A run of records:
<<<<

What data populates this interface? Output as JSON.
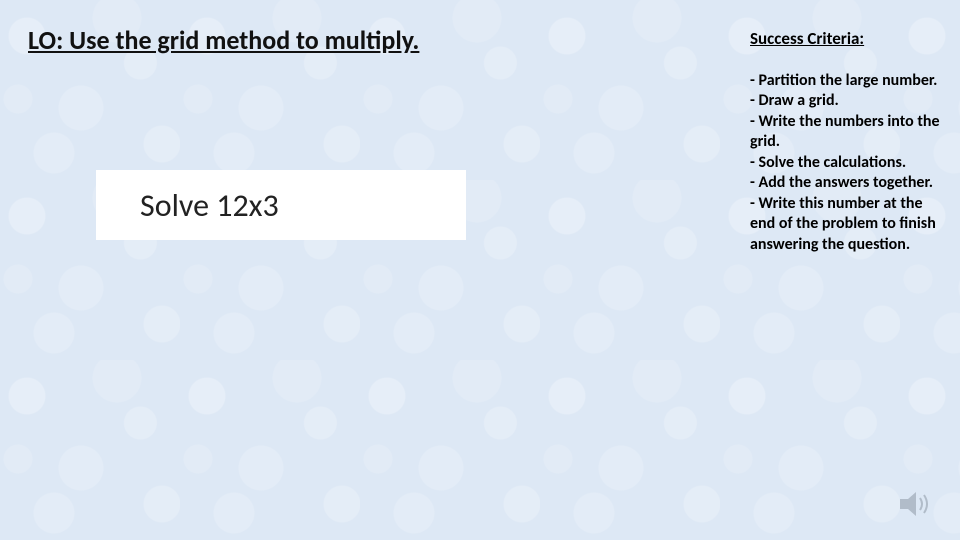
{
  "lo_title": "LO: Use the grid method to multiply.",
  "problem": "Solve 12x3",
  "criteria_heading": "Success Criteria:",
  "criteria": [
    "- Partition the large number.",
    "- Draw a grid.",
    "- Write the numbers into the grid.",
    "- Solve the calculations.",
    "- Add the answers together.",
    "- Write this number at the end of the problem to finish answering the question."
  ]
}
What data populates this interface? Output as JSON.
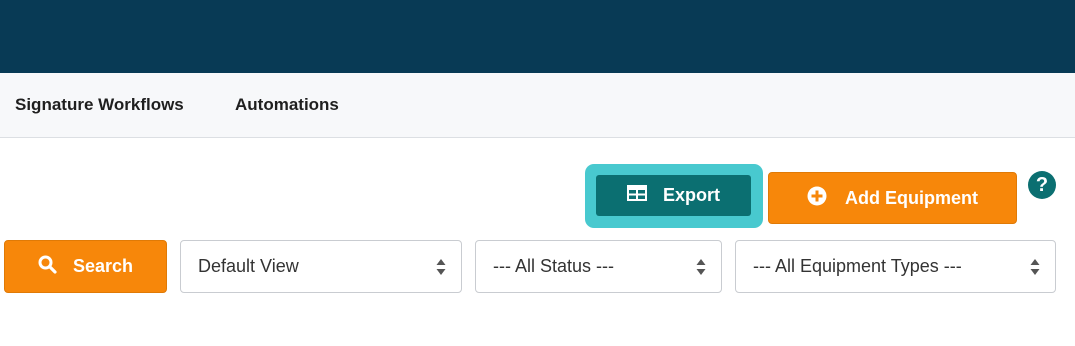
{
  "subnav": {
    "items": [
      {
        "label": "Signature Workflows"
      },
      {
        "label": "Automations"
      }
    ]
  },
  "toolbar": {
    "export_label": "Export",
    "add_label": "Add Equipment",
    "help_label": "?"
  },
  "filters": {
    "search_label": "Search",
    "view_select": "Default View",
    "status_select": "--- All Status ---",
    "type_select": "--- All Equipment Types ---"
  },
  "colors": {
    "header": "#083a55",
    "accent_orange": "#f7870a",
    "accent_teal": "#0b6f71",
    "highlight": "#48c9cf"
  }
}
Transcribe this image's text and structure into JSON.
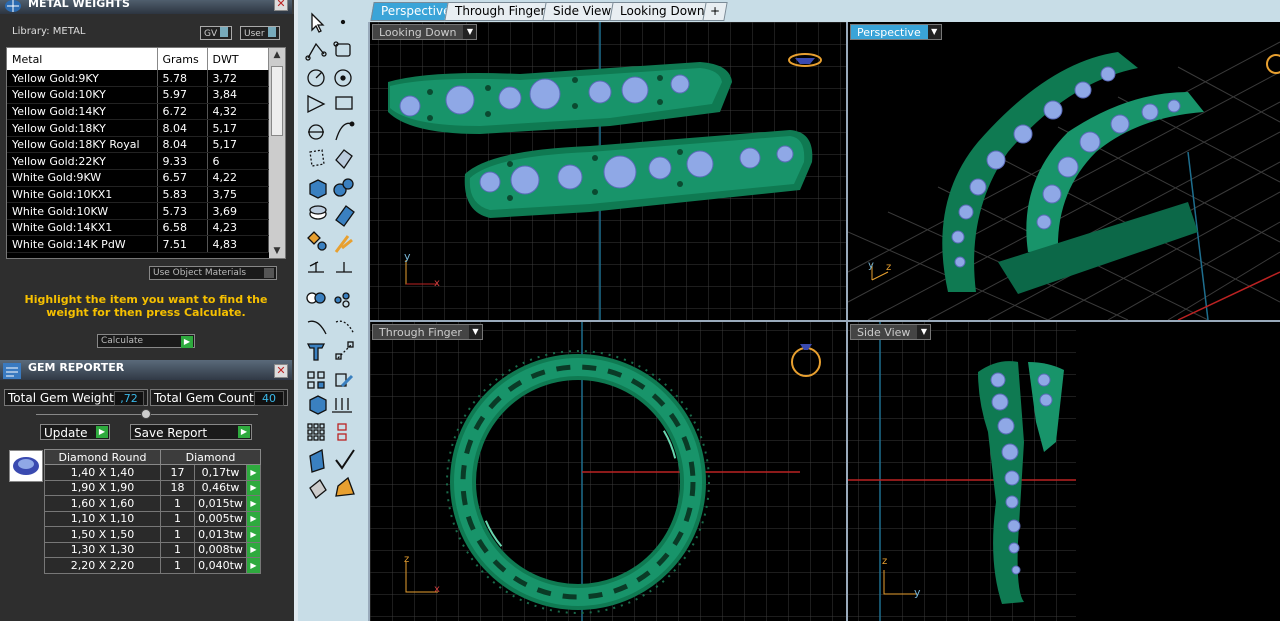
{
  "metal_weights": {
    "title": "METAL WEIGHTS",
    "library_label": "Library: METAL",
    "gv_label": "GV",
    "user_label": "User",
    "columns": [
      "Metal",
      "Grams",
      "DWT"
    ],
    "rows": [
      [
        "Yellow Gold:9KY",
        "5.78",
        "3,72"
      ],
      [
        "Yellow Gold:10KY",
        "5.97",
        "3,84"
      ],
      [
        "Yellow Gold:14KY",
        "6.72",
        "4,32"
      ],
      [
        "Yellow Gold:18KY",
        "8.04",
        "5,17"
      ],
      [
        "Yellow Gold:18KY Royal",
        "8.04",
        "5,17"
      ],
      [
        "Yellow Gold:22KY",
        "9.33",
        "6"
      ],
      [
        "White Gold:9KW",
        "6.57",
        "4,22"
      ],
      [
        "White Gold:10KX1",
        "5.83",
        "3,75"
      ],
      [
        "White Gold:10KW",
        "5.73",
        "3,69"
      ],
      [
        "White Gold:14KX1",
        "6.58",
        "4,23"
      ],
      [
        "White Gold:14K PdW",
        "7.51",
        "4,83"
      ]
    ],
    "use_object_materials": "Use Object Materials",
    "hint": "Highlight the item you want to find the weight for then press Calculate.",
    "calculate_label": "Calculate"
  },
  "gem_reporter": {
    "title": "GEM REPORTER",
    "total_weight_label": "Total Gem Weight",
    "total_weight_value": ",72",
    "total_count_label": "Total Gem Count",
    "total_count_value": "40",
    "update_label": "Update",
    "save_report_label": "Save Report",
    "header_shape": "Diamond Round",
    "header_material": "Diamond",
    "rows": [
      [
        "1,40 X 1,40",
        "17",
        "0,17tw"
      ],
      [
        "1,90 X 1,90",
        "18",
        "0,46tw"
      ],
      [
        "1,60 X 1,60",
        "1",
        "0,015tw"
      ],
      [
        "1,10 X 1,10",
        "1",
        "0,005tw"
      ],
      [
        "1,50 X 1,50",
        "1",
        "0,013tw"
      ],
      [
        "1,30 X 1,30",
        "1",
        "0,008tw"
      ],
      [
        "2,20 X 2,20",
        "1",
        "0,040tw"
      ]
    ]
  },
  "tabs": [
    "Perspective",
    "Through Finger",
    "Side View",
    "Looking Down",
    "+"
  ],
  "viewports": {
    "looking_down": "Looking Down",
    "perspective": "Perspective",
    "through_finger": "Through Finger",
    "side_view": "Side View"
  },
  "axes": {
    "x": "x",
    "y": "y",
    "z": "z"
  },
  "colors": {
    "accent": "#3aa4d8",
    "ring": "#1a9a6a",
    "gem": "#8fa8e6",
    "hint": "#f6c000"
  }
}
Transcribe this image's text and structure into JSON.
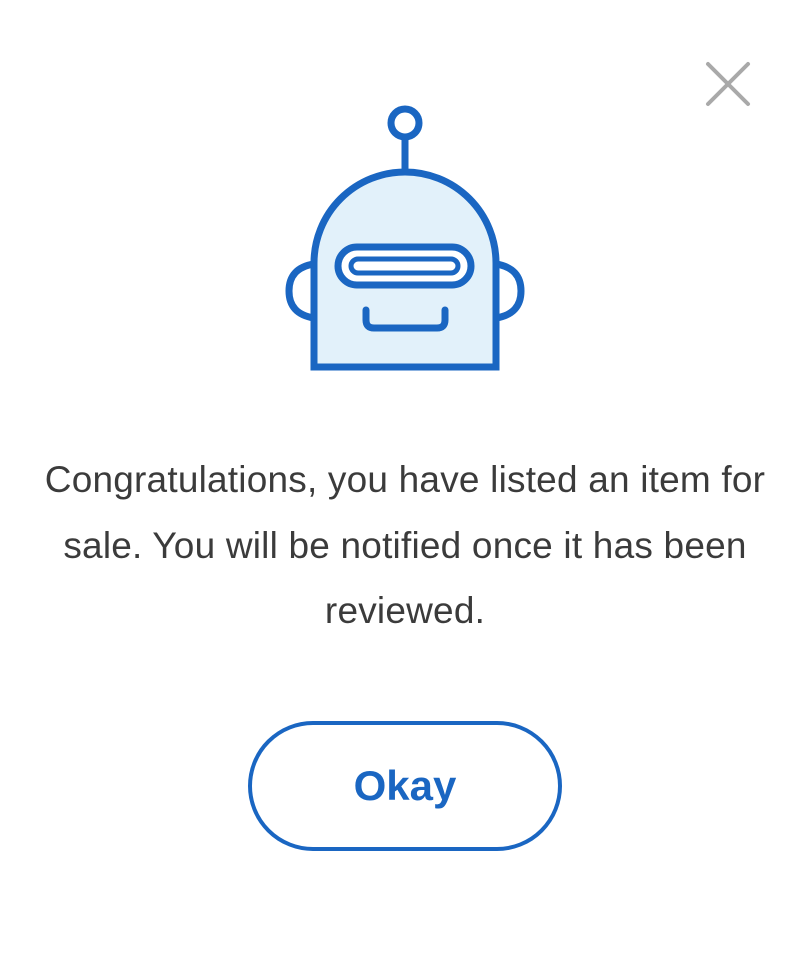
{
  "dialog": {
    "close_icon": "close-icon",
    "illustration_icon": "robot-icon",
    "message": "Congratulations, you have listed an item for sale. You will be notified once it has been reviewed.",
    "okay_label": "Okay"
  },
  "colors": {
    "accent": "#1a66c2",
    "robot_fill": "#e2f1fa",
    "text": "#3b3b3b",
    "close_icon": "#a9a9a9",
    "background": "#ffffff"
  }
}
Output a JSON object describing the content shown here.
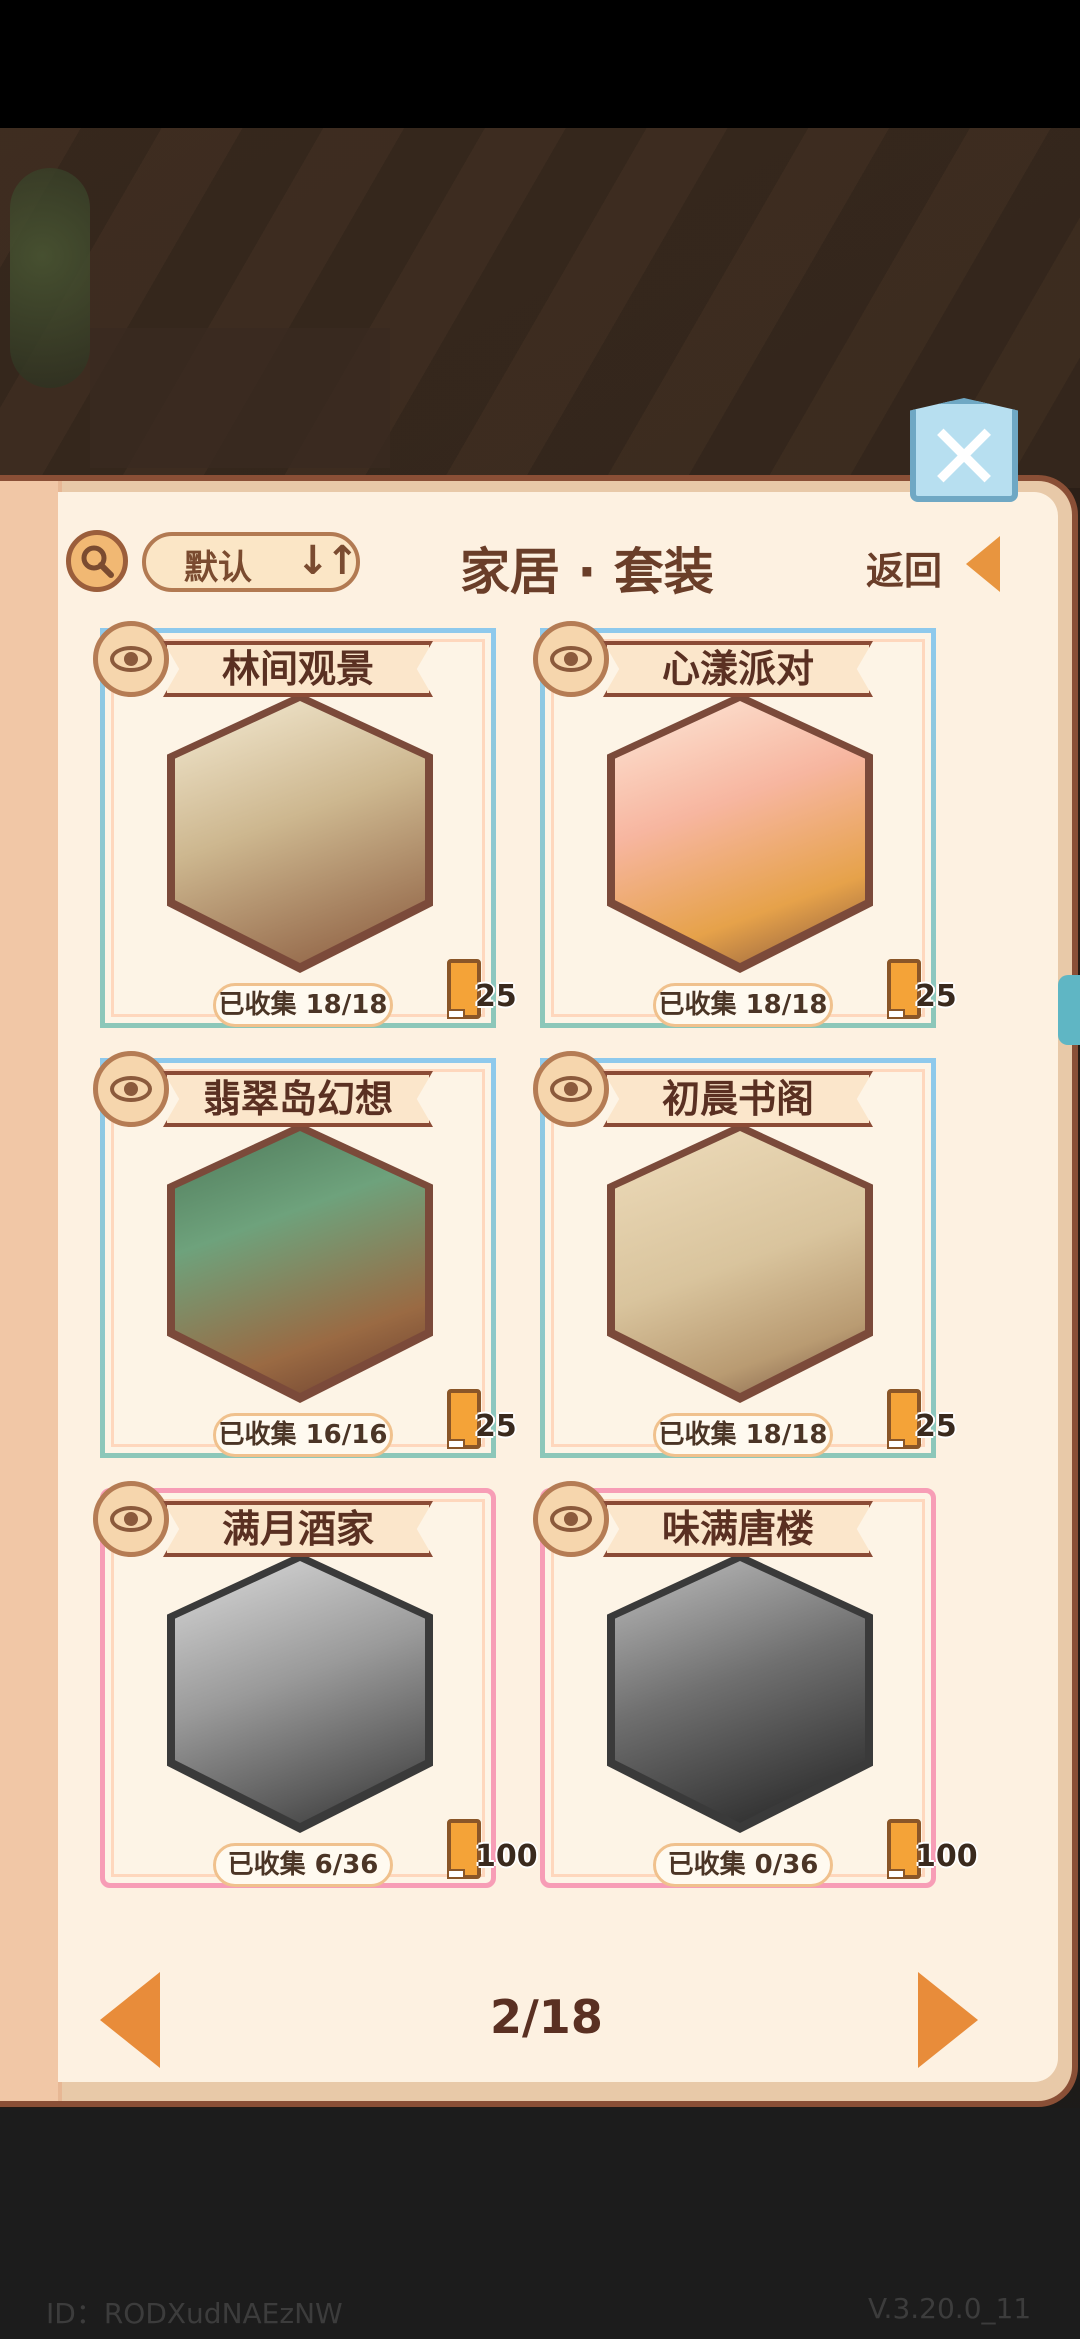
{
  "header": {
    "sort_label": "默认",
    "sort_icon": "↓↑",
    "title": "家居 · 套装",
    "back_label": "返回"
  },
  "icons": {
    "close": "close-x-icon",
    "search": "magnifier-icon",
    "eye": "eye-icon",
    "book": "book-icon",
    "prev": "left-arrow-icon",
    "next": "right-arrow-icon"
  },
  "colors": {
    "accent_orange": "#e88c3a",
    "card_blue_border": "#8ec9ec",
    "card_pink_border": "#f79db6",
    "title_brown": "#6a3e29"
  },
  "sets": [
    {
      "name": "林间观景",
      "collected": "已收集 18/18",
      "reward": "25",
      "unlocked": true
    },
    {
      "name": "心漾派对",
      "collected": "已收集 18/18",
      "reward": "25",
      "unlocked": true
    },
    {
      "name": "翡翠岛幻想",
      "collected": "已收集 16/16",
      "reward": "25",
      "unlocked": true
    },
    {
      "name": "初晨书阁",
      "collected": "已收集 18/18",
      "reward": "25",
      "unlocked": true
    },
    {
      "name": "满月酒家",
      "collected": "已收集 6/36",
      "reward": "100",
      "unlocked": false
    },
    {
      "name": "味满唐楼",
      "collected": "已收集 0/36",
      "reward": "100",
      "unlocked": false
    }
  ],
  "pagination": {
    "page": "2/18"
  },
  "footer": {
    "id": "ID：RODXudNAEzNW",
    "version": "V.3.20.0_11"
  }
}
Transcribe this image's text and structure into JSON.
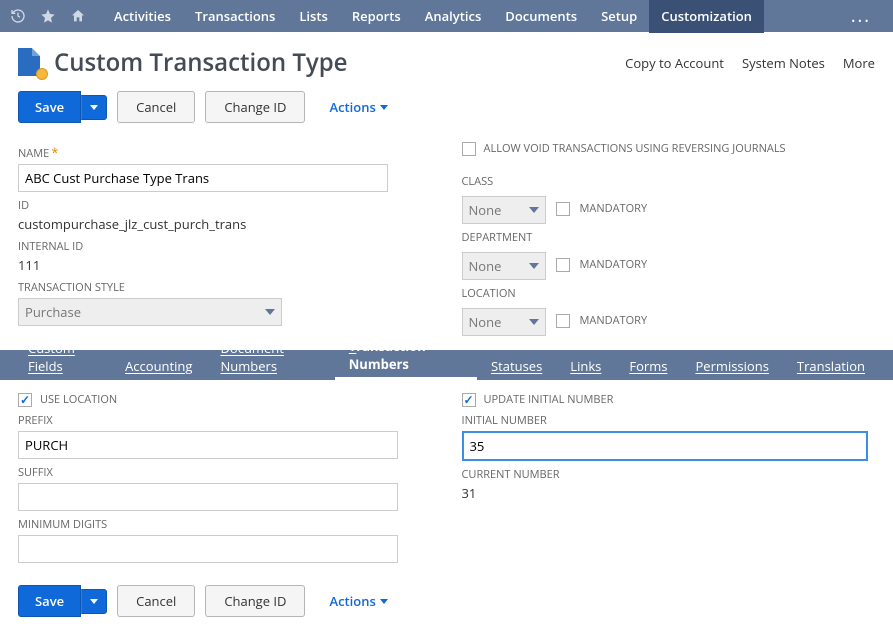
{
  "nav": {
    "items": [
      "Activities",
      "Transactions",
      "Lists",
      "Reports",
      "Analytics",
      "Documents",
      "Setup",
      "Customization"
    ],
    "activeIndex": 7
  },
  "header": {
    "title": "Custom Transaction Type",
    "links": [
      "Copy to Account",
      "System Notes",
      "More"
    ]
  },
  "buttons": {
    "save": "Save",
    "cancel": "Cancel",
    "changeId": "Change ID",
    "actions": "Actions"
  },
  "fields": {
    "name_label": "NAME",
    "name_value": "ABC Cust Purchase Type Trans",
    "id_label": "ID",
    "id_value": "custompurchase_jlz_cust_purch_trans",
    "internal_id_label": "INTERNAL ID",
    "internal_id_value": "111",
    "style_label": "TRANSACTION STYLE",
    "style_value": "Purchase",
    "allow_void_label": "ALLOW VOID TRANSACTIONS USING REVERSING JOURNALS",
    "class_label": "CLASS",
    "department_label": "DEPARTMENT",
    "location_label": "LOCATION",
    "none": "None",
    "mandatory": "MANDATORY"
  },
  "subtabs": [
    "Custom Fields",
    "Accounting",
    "Document Numbers",
    "Transaction Numbers",
    "Statuses",
    "Links",
    "Forms",
    "Permissions",
    "Translation"
  ],
  "subtabActive": 3,
  "txnNumbers": {
    "use_location_label": "USE LOCATION",
    "prefix_label": "PREFIX",
    "prefix_value": "PURCH",
    "suffix_label": "SUFFIX",
    "suffix_value": "",
    "min_digits_label": "MINIMUM DIGITS",
    "min_digits_value": "",
    "update_initial_label": "UPDATE INITIAL NUMBER",
    "initial_number_label": "INITIAL NUMBER",
    "initial_number_value": "35",
    "current_number_label": "CURRENT NUMBER",
    "current_number_value": "31"
  }
}
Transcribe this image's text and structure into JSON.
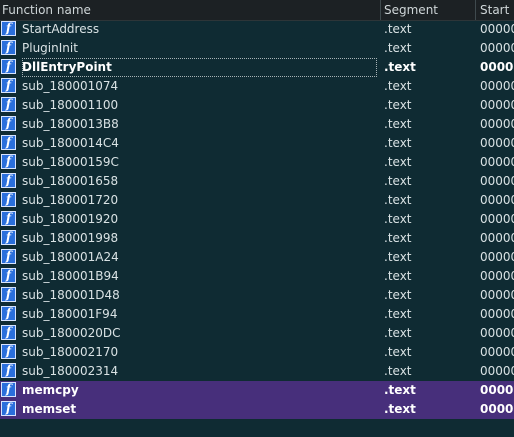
{
  "columns": {
    "name": "Function name",
    "segment": "Segment",
    "start": "Start"
  },
  "rows": [
    {
      "name": "StartAddress",
      "segment": ".text",
      "start": "00000",
      "bold": false,
      "library": false,
      "selected": false
    },
    {
      "name": "PluginInit",
      "segment": ".text",
      "start": "00000",
      "bold": false,
      "library": false,
      "selected": false
    },
    {
      "name": "DllEntryPoint",
      "segment": ".text",
      "start": "0000",
      "bold": true,
      "library": false,
      "selected": true
    },
    {
      "name": "sub_180001074",
      "segment": ".text",
      "start": "00000",
      "bold": false,
      "library": false,
      "selected": false
    },
    {
      "name": "sub_180001100",
      "segment": ".text",
      "start": "00000",
      "bold": false,
      "library": false,
      "selected": false
    },
    {
      "name": "sub_1800013B8",
      "segment": ".text",
      "start": "00000",
      "bold": false,
      "library": false,
      "selected": false
    },
    {
      "name": "sub_1800014C4",
      "segment": ".text",
      "start": "00000",
      "bold": false,
      "library": false,
      "selected": false
    },
    {
      "name": "sub_18000159C",
      "segment": ".text",
      "start": "00000",
      "bold": false,
      "library": false,
      "selected": false
    },
    {
      "name": "sub_180001658",
      "segment": ".text",
      "start": "00000",
      "bold": false,
      "library": false,
      "selected": false
    },
    {
      "name": "sub_180001720",
      "segment": ".text",
      "start": "00000",
      "bold": false,
      "library": false,
      "selected": false
    },
    {
      "name": "sub_180001920",
      "segment": ".text",
      "start": "00000",
      "bold": false,
      "library": false,
      "selected": false
    },
    {
      "name": "sub_180001998",
      "segment": ".text",
      "start": "00000",
      "bold": false,
      "library": false,
      "selected": false
    },
    {
      "name": "sub_180001A24",
      "segment": ".text",
      "start": "00000",
      "bold": false,
      "library": false,
      "selected": false
    },
    {
      "name": "sub_180001B94",
      "segment": ".text",
      "start": "00000",
      "bold": false,
      "library": false,
      "selected": false
    },
    {
      "name": "sub_180001D48",
      "segment": ".text",
      "start": "00000",
      "bold": false,
      "library": false,
      "selected": false
    },
    {
      "name": "sub_180001F94",
      "segment": ".text",
      "start": "00000",
      "bold": false,
      "library": false,
      "selected": false
    },
    {
      "name": "sub_1800020DC",
      "segment": ".text",
      "start": "00000",
      "bold": false,
      "library": false,
      "selected": false
    },
    {
      "name": "sub_180002170",
      "segment": ".text",
      "start": "00000",
      "bold": false,
      "library": false,
      "selected": false
    },
    {
      "name": "sub_180002314",
      "segment": ".text",
      "start": "00000",
      "bold": false,
      "library": false,
      "selected": false
    },
    {
      "name": "memcpy",
      "segment": ".text",
      "start": "0000",
      "bold": true,
      "library": true,
      "selected": false
    },
    {
      "name": "memset",
      "segment": ".text",
      "start": "0000",
      "bold": true,
      "library": true,
      "selected": false
    }
  ],
  "function_icon": {
    "glyph": "f",
    "name": "function-icon"
  },
  "colors": {
    "background": "#0f2b33",
    "header": "#1c2124",
    "library_row": "#472f7b",
    "icon": "#2a6fdc"
  }
}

>>>>

Exercise objective — Copy each line of the data that contains the word "problem".

Full output —
  "problem": "Solve 12x3",
    "- Write this number at the end of the problem to finish answering the question."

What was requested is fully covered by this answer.